→ DESCRIPTION OF THE TASK
Quote the listing below in its entirety, omitting every image.

[Extracted data entries]
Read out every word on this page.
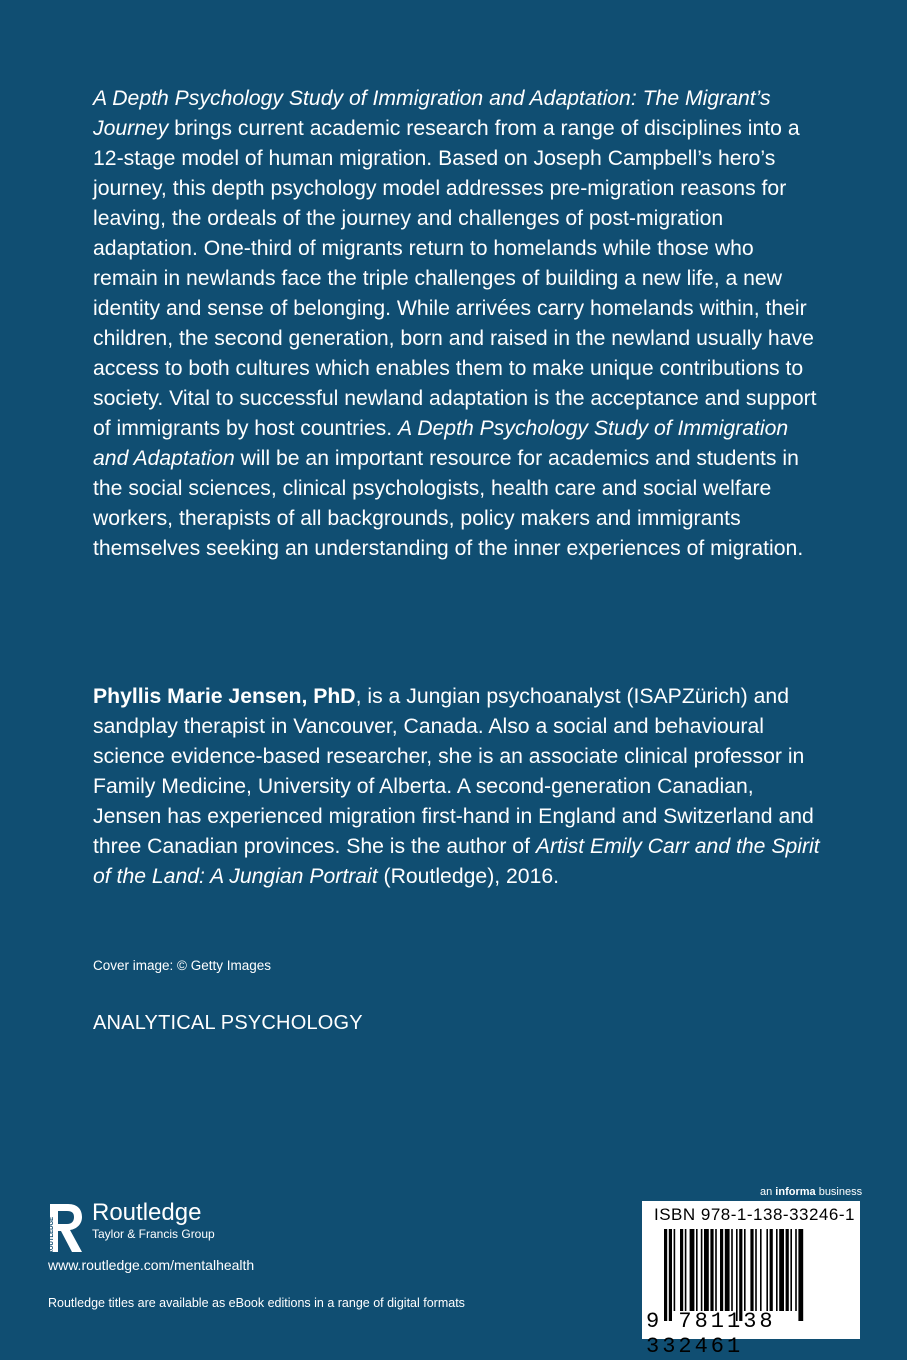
A Depth Psychology Study of Immigration and Adaptation: The Migrant’s Journey brings current academic research from a range of disciplines into a 12-stage model of human migration. Based on Joseph Campbell’s hero’s journey, this depth psychology model addresses pre-migration reasons for leaving, the ordeals of the journey and challenges of post-migration adaptation. One-third of migrants return to homelands while those who remain in newlands face the triple challenges of building a new life, a new identity and sense of belonging. While arrivées carry homelands within, their children, the second generation, born and raised in the newland usually have access to both cultures which enables them to make unique contributions to society. Vital to successful newland adaptation is the acceptance and support of immigrants by host countries. A Depth Psychology Study of Immigration and Adaptation will be an important resource for academics and students in the social sciences, clinical psychologists, health care and social welfare workers, therapists of all backgrounds, policy makers and immigrants themselves seeking an understanding of the inner experiences of migration.

Phyllis Marie Jensen, PhD, is a Jungian psychoanalyst (ISAPZürich) and sandplay therapist in Vancouver, Canada. Also a social and behavioural science evidence-based researcher, she is an associate clinical professor in Family Medicine, University of Alberta. A second-generation Canadian, Jensen has experienced migration first-hand in England and Switzerland and three Canadian provinces. She is the author of Artist Emily Carr and the Spirit of the Land: A Jungian Portrait (Routledge), 2016.

Cover image: © Getty Images
ANALYTICAL PSYCHOLOGY
ROUTLEDGE
Routledge
Taylor & Francis Group
www.routledge.com/mentalhealth
Routledge titles are available as eBook editions in a range of digital formats
an informa business
ISBN 978-1-138-33246-1
9 781138 332461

→ TASK ANSWER
Read out every word on this page.
A Depth Psychology Study of Immigration and Adaptation: The Migrant’s Journey brings current academic research from a range of disciplines into a 12-stage model of human migration. Based on Joseph Campbell’s hero’s journey, this depth psychology model addresses pre-migration reasons for leaving, the ordeals of the journey and challenges of post-migration adaptation. One-third of migrants return to homelands while those who remain in newlands face the triple challenges of building a new life, a new identity and sense of belonging. While arrivées carry homelands within, their children, the second generation, born and raised in the newland usually have access to both cultures which enables them to make unique contributions to society. Vital to successful newland adaptation is the acceptance and support of immigrants by host countries. A Depth Psychology Study of Immigration and Adaptation will be an important resource for academics and students in the social sciences, clinical psychologists, health care and social welfare workers, therapists of all backgrounds, policy makers and immigrants themselves seeking an understanding of the inner experiences of migration.

Phyllis Marie Jensen, PhD, is a Jungian psychoanalyst (ISAPZürich) and sandplay therapist in Vancouver, Canada. Also a social and behavioural science evidence-based researcher, she is an associate clinical professor in Family Medicine, University of Alberta. A second-generation Canadian, Jensen has experienced migration first-hand in England and Switzerland and three Canadian provinces. She is the author of Artist Emily Carr and the Spirit of the Land: A Jungian Portrait (Routledge), 2016.

Cover image: © Getty Images
ANALYTICAL PSYCHOLOGY
ROUTLEDGE
Routledge
Taylor & Francis Group
www.routledge.com/mentalhealth
Routledge titles are available as eBook editions in a range of digital formats
an informa business
ISBN 978-1-138-33246-1
9 781138 332461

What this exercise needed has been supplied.